→ **INSTRUCTIONS FOR THE TASK**: Pull out every line below that contains the word "name".

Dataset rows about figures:
★ ★ ★ ★
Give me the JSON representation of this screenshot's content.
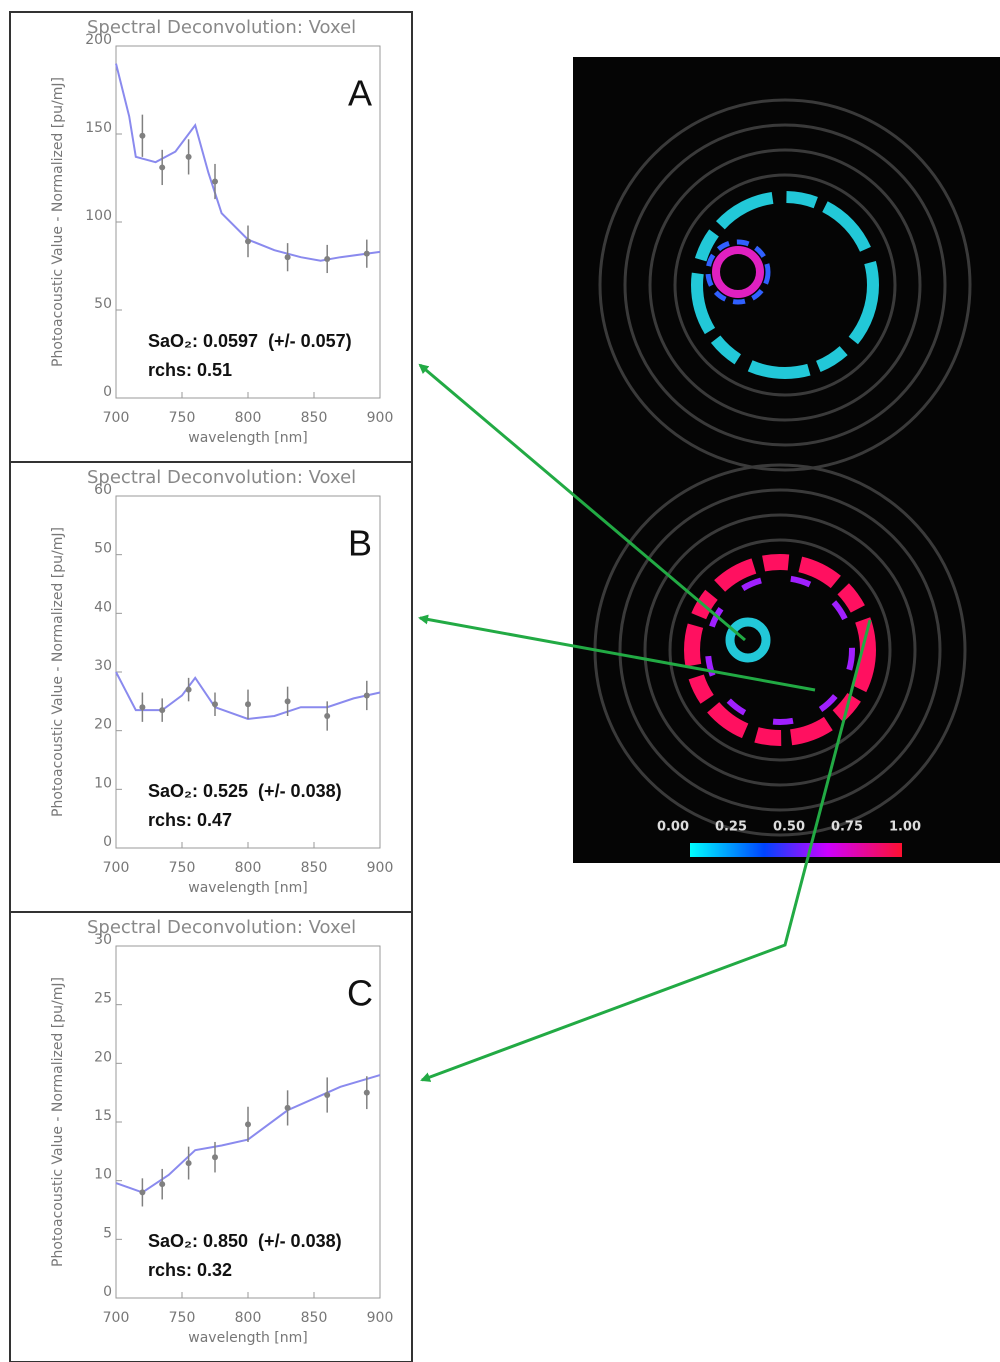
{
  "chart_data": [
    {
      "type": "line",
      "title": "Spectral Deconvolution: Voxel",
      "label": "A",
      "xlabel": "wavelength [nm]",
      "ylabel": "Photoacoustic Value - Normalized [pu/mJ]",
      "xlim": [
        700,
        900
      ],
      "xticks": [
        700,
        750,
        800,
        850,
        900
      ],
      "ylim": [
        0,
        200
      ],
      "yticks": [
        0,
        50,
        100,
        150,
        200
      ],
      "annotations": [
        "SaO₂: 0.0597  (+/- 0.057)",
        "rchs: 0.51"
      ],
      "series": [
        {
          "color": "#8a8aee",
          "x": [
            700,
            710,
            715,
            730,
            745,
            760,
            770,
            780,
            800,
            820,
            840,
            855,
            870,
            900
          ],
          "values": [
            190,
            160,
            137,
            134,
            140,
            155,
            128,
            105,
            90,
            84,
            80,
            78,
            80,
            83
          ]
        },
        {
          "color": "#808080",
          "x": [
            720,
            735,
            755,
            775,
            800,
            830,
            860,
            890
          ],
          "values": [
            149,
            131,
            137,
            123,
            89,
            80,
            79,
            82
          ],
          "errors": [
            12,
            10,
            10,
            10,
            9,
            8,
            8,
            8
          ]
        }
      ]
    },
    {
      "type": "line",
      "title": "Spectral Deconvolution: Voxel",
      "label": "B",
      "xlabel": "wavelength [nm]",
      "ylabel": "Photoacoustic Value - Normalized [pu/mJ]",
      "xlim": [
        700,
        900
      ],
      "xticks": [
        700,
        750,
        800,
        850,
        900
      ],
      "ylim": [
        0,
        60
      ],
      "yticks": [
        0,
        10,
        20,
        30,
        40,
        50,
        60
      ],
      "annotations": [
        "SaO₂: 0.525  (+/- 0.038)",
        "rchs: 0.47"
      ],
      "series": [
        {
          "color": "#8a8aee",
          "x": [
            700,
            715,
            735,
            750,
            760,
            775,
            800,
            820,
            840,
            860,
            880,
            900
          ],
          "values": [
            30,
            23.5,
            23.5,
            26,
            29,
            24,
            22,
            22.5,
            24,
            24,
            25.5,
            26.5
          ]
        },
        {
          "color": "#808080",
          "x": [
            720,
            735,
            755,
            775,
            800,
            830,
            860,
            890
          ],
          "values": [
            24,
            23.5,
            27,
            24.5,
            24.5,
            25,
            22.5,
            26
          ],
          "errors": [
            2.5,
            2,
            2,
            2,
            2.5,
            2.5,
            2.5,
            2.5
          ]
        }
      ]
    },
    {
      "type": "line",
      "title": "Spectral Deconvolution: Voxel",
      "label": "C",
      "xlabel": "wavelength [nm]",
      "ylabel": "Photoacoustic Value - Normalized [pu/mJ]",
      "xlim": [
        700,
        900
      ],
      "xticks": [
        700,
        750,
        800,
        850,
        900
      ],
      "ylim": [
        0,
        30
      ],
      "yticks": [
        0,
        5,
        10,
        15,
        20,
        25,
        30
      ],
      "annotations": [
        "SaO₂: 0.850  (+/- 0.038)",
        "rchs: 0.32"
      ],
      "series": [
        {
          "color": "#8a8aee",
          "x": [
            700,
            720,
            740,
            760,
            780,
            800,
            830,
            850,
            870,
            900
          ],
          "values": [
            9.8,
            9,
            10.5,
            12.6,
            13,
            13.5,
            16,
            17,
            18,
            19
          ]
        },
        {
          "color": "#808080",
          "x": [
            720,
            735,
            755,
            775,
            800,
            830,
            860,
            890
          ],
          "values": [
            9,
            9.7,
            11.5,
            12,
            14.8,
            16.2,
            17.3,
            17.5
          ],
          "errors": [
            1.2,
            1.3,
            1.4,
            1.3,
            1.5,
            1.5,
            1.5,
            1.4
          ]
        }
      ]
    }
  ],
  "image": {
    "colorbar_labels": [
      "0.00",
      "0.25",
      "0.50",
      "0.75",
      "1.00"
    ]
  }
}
★ ★ ★ ★
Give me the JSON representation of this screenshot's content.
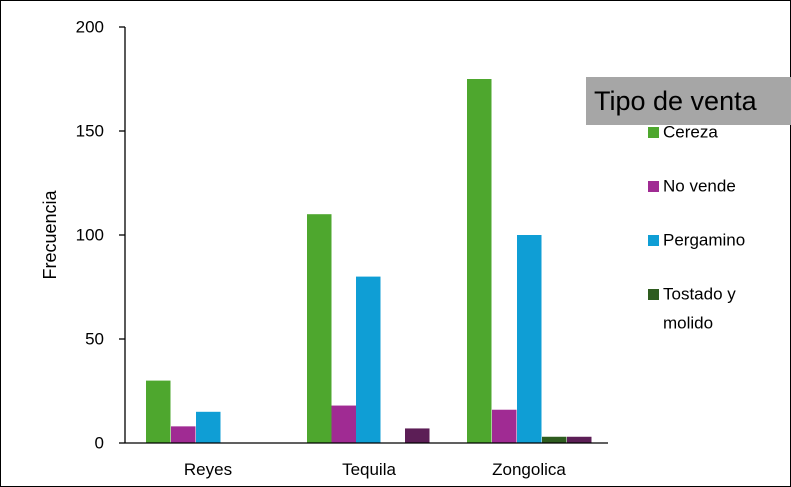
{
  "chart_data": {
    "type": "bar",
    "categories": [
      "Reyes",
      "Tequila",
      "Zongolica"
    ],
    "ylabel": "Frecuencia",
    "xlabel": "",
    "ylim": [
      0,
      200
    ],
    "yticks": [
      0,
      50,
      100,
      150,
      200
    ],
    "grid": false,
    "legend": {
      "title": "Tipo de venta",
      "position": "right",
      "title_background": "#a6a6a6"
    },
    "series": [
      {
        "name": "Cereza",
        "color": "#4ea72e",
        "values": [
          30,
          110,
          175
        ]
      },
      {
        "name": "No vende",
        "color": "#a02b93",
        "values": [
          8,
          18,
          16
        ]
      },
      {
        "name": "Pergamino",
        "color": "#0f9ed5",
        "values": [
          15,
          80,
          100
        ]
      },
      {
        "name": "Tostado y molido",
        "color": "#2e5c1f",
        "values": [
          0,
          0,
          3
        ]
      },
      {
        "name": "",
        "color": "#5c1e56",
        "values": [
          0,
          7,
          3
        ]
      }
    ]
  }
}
★ ★ ★ ★
→ **SOLUTION TO THIS TASK**:
        "name": "Cereza",
        "name": "No vende",
        "name": "Pergamino",
        "name": "Tostado y molido",
        "name": "",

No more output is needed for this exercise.